(Data entries)
= = = = =
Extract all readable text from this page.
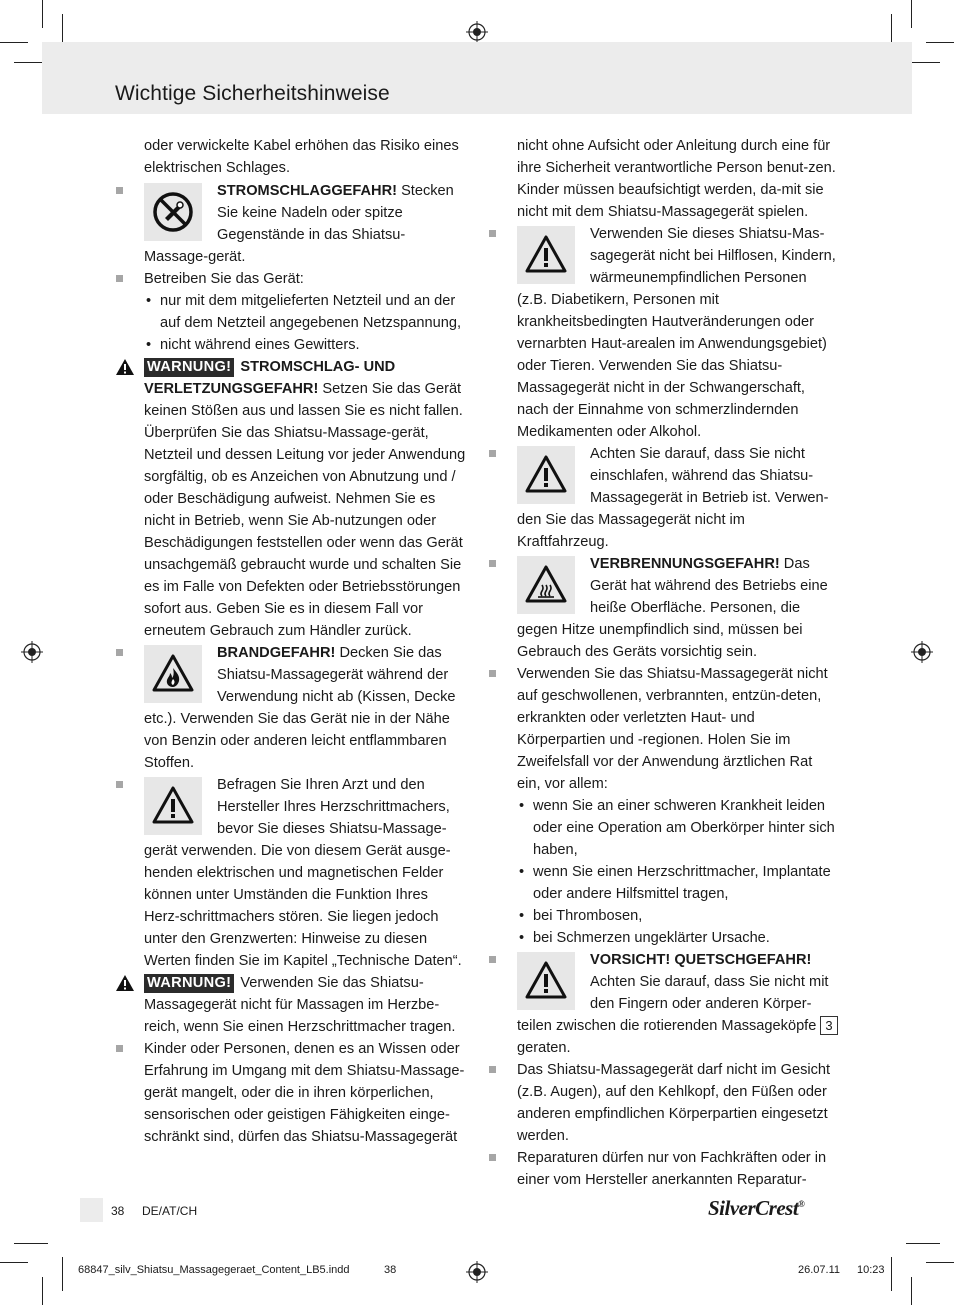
Wichtige Sicherheitshinweise

oder verwickelte Kabel erhöhen das Risiko eines elektrischen Schlages.

STROMSCHLAGGEFAHR! Stecken Sie keine Nadeln oder spitze Gegenstände in das Shiatsu-Massage-gerät.

Betreiben Sie das Gerät:

• nur mit dem mitgelieferten Netzteil und an der auf dem Netzteil angegebenen Netzspannung,
• nicht während eines Gewitters.

WARNUNG! STROMSCHLAG- UND VERLETZUNGSGEFAHR! Setzen Sie das Gerät keinen Stößen aus und lassen Sie es nicht fallen. Überprüfen Sie das Shiatsu-Massage-gerät, Netzteil und dessen Leitung vor jeder Anwendung sorgfältig, ob es Anzeichen von Abnutzung und / oder Beschädigung aufweist. Nehmen Sie es nicht in Betrieb, wenn Sie Ab-nutzungen oder Beschädigungen feststellen oder wenn das Gerät unsachgemäß gebraucht wurde und schalten Sie es im Falle von Defekten oder Betriebsstörungen sofort aus. Geben Sie es in diesem Fall vor erneutem Gebrauch zum Händler zurück.

BRANDGEFAHR! Decken Sie das Shiatsu-Massagegerät während der Verwendung nicht ab (Kissen, Decke etc.). Verwenden Sie das Gerät nie in der Nähe von Benzin oder anderen leicht entflammbaren Stoffen.

Befragen Sie Ihren Arzt und den Hersteller Ihres Herzschrittmachers, bevor Sie dieses Shiatsu-Massage-gerät verwenden. Die von diesem Gerät ausge-henden elektrischen und magnetischen Felder können unter Umständen die Funktion Ihres Herz-schrittmachers stören. Sie liegen jedoch unter den Grenzwerten: Hinweise zu diesen Werten finden Sie im Kapitel „Technische Daten“.

WARNUNG! Verwenden Sie das Shiatsu-Massagegerät nicht für Massagen im Herzbe-reich, wenn Sie einen Herzschrittmacher tragen.

Kinder oder Personen, denen es an Wissen oder Erfahrung im Umgang mit dem Shiatsu-Massage-gerät mangelt, oder die in ihren körperlichen, sensorischen oder geistigen Fähigkeiten einge-schränkt sind, dürfen das Shiatsu-Massagegerät

nicht ohne Aufsicht oder Anleitung durch eine für ihre Sicherheit verantwortliche Person benut-zen. Kinder müssen beaufsichtigt werden, da-mit sie nicht mit dem Shiatsu-Massagegerät spielen.

Verwenden Sie dieses Shiatsu-Mas-sagegerät nicht bei Hilflosen, Kindern, wärmeunempfindlichen Personen (z.B. Diabetikern, Personen mit krankheitsbedingten Hautveränderungen oder vernarbten Haut-arealen im Anwendungsgebiet) oder Tieren. Verwenden Sie das Shiatsu-Massagegerät nicht in der Schwangerschaft, nach der Einnahme von schmerzlindernden Medikamenten oder Alkohol.

Achten Sie darauf, dass Sie nicht einschlafen, während das Shiatsu-Massagegerät in Betrieb ist. Verwen-den Sie das Massagegerät nicht im Kraftfahrzeug.

VERBRENNUNGSGEFAHR! Das Gerät hat während des Betriebs eine heiße Oberfläche. Personen, die gegen Hitze unempfindlich sind, müssen bei Gebrauch des Geräts vorsichtig sein.

Verwenden Sie das Shiatsu-Massagegerät nicht auf geschwollenen, verbrannten, entzün-deten, erkrankten oder verletzten Haut- und Körperpartien und -regionen. Holen Sie im Zweifelsfall vor der Anwendung ärztlichen Rat ein, vor allem:

• wenn Sie an einer schweren Krankheit leiden oder eine Operation am Oberkörper hinter sich haben,
• wenn Sie einen Herzschrittmacher, Implantate oder andere Hilfsmittel tragen,
• bei Thrombosen,
• bei Schmerzen ungeklärter Ursache.

VORSICHT! QUETSCHGEFAHR! Achten Sie darauf, dass Sie nicht mit den Fingern oder anderen Körper-teilen zwischen die rotierenden Massageköpfe 3 geraten.

Das Shiatsu-Massagegerät darf nicht im Gesicht (z.B. Augen), auf den Kehlkopf, den Füßen oder anderen empfindlichen Körperpartien eingesetzt werden.

Reparaturen dürfen nur von Fachkräften oder in einer vom Hersteller anerkannten Reparatur-

38 DE/AT/CH	SilverCrest®
68847_silv_Shiatsu_Massagegeraet_Content_LB5.indd	38	26.07.11 10:23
= = = = =
# WORK REQUIRED
Quote all of the entries word for word, omitting any pictures.

# EXERCISE RESPONSE
Extract all readable text from this page.
Wichtige Sicherheitshinweise

oder verwickelte Kabel erhöhen das Risiko eines elektrischen Schlages.

STROMSCHLAGGEFAHR! Stecken Sie keine Nadeln oder spitze Gegenstände in das Shiatsu-Massage-gerät.

Betreiben Sie das Gerät:

• nur mit dem mitgelieferten Netzteil und an der auf dem Netzteil angegebenen Netzspannung,
• nicht während eines Gewitters.

WARNUNG! STROMSCHLAG- UND VERLETZUNGSGEFAHR! Setzen Sie das Gerät keinen Stößen aus und lassen Sie es nicht fallen. Überprüfen Sie das Shiatsu-Massage-gerät, Netzteil und dessen Leitung vor jeder Anwendung sorgfältig, ob es Anzeichen von Abnutzung und / oder Beschädigung aufweist. Nehmen Sie es nicht in Betrieb, wenn Sie Ab-nutzungen oder Beschädigungen feststellen oder wenn das Gerät unsachgemäß gebraucht wurde und schalten Sie es im Falle von Defekten oder Betriebsstörungen sofort aus. Geben Sie es in diesem Fall vor erneutem Gebrauch zum Händler zurück.

BRANDGEFAHR! Decken Sie das Shiatsu-Massagegerät während der Verwendung nicht ab (Kissen, Decke etc.). Verwenden Sie das Gerät nie in der Nähe von Benzin oder anderen leicht entflammbaren Stoffen.

Befragen Sie Ihren Arzt und den Hersteller Ihres Herzschrittmachers, bevor Sie dieses Shiatsu-Massage-gerät verwenden. Die von diesem Gerät ausge-henden elektrischen und magnetischen Felder können unter Umständen die Funktion Ihres Herz-schrittmachers stören. Sie liegen jedoch unter den Grenzwerten: Hinweise zu diesen Werten finden Sie im Kapitel „Technische Daten“.

WARNUNG! Verwenden Sie das Shiatsu-Massagegerät nicht für Massagen im Herzbe-reich, wenn Sie einen Herzschrittmacher tragen.

Kinder oder Personen, denen es an Wissen oder Erfahrung im Umgang mit dem Shiatsu-Massage-gerät mangelt, oder die in ihren körperlichen, sensorischen oder geistigen Fähigkeiten einge-schränkt sind, dürfen das Shiatsu-Massagegerät

nicht ohne Aufsicht oder Anleitung durch eine für ihre Sicherheit verantwortliche Person benut-zen. Kinder müssen beaufsichtigt werden, da-mit sie nicht mit dem Shiatsu-Massagegerät spielen.

Verwenden Sie dieses Shiatsu-Mas-sagegerät nicht bei Hilflosen, Kindern, wärmeunempfindlichen Personen (z.B. Diabetikern, Personen mit krankheitsbedingten Hautveränderungen oder vernarbten Haut-arealen im Anwendungsgebiet) oder Tieren. Verwenden Sie das Shiatsu-Massagegerät nicht in der Schwangerschaft, nach der Einnahme von schmerzlindernden Medikamenten oder Alkohol.

Achten Sie darauf, dass Sie nicht einschlafen, während das Shiatsu-Massagegerät in Betrieb ist. Verwen-den Sie das Massagegerät nicht im Kraftfahrzeug.

VERBRENNUNGSGEFAHR! Das Gerät hat während des Betriebs eine heiße Oberfläche. Personen, die gegen Hitze unempfindlich sind, müssen bei Gebrauch des Geräts vorsichtig sein.

Verwenden Sie das Shiatsu-Massagegerät nicht auf geschwollenen, verbrannten, entzün-deten, erkrankten oder verletzten Haut- und Körperpartien und -regionen. Holen Sie im Zweifelsfall vor der Anwendung ärztlichen Rat ein, vor allem:

• wenn Sie an einer schweren Krankheit leiden oder eine Operation am Oberkörper hinter sich haben,
• wenn Sie einen Herzschrittmacher, Implantate oder andere Hilfsmittel tragen,
• bei Thrombosen,
• bei Schmerzen ungeklärter Ursache.

VORSICHT! QUETSCHGEFAHR! Achten Sie darauf, dass Sie nicht mit den Fingern oder anderen Körper-teilen zwischen die rotierenden Massageköpfe 3 geraten.

Das Shiatsu-Massagegerät darf nicht im Gesicht (z.B. Augen), auf den Kehlkopf, den Füßen oder anderen empfindlichen Körperpartien eingesetzt werden.

Reparaturen dürfen nur von Fachkräften oder in einer vom Hersteller anerkannten Reparatur-

38 DE/AT/CH	SilverCrest®
68847_silv_Shiatsu_Massagegeraet_Content_LB5.indd	38	26.07.11 10:23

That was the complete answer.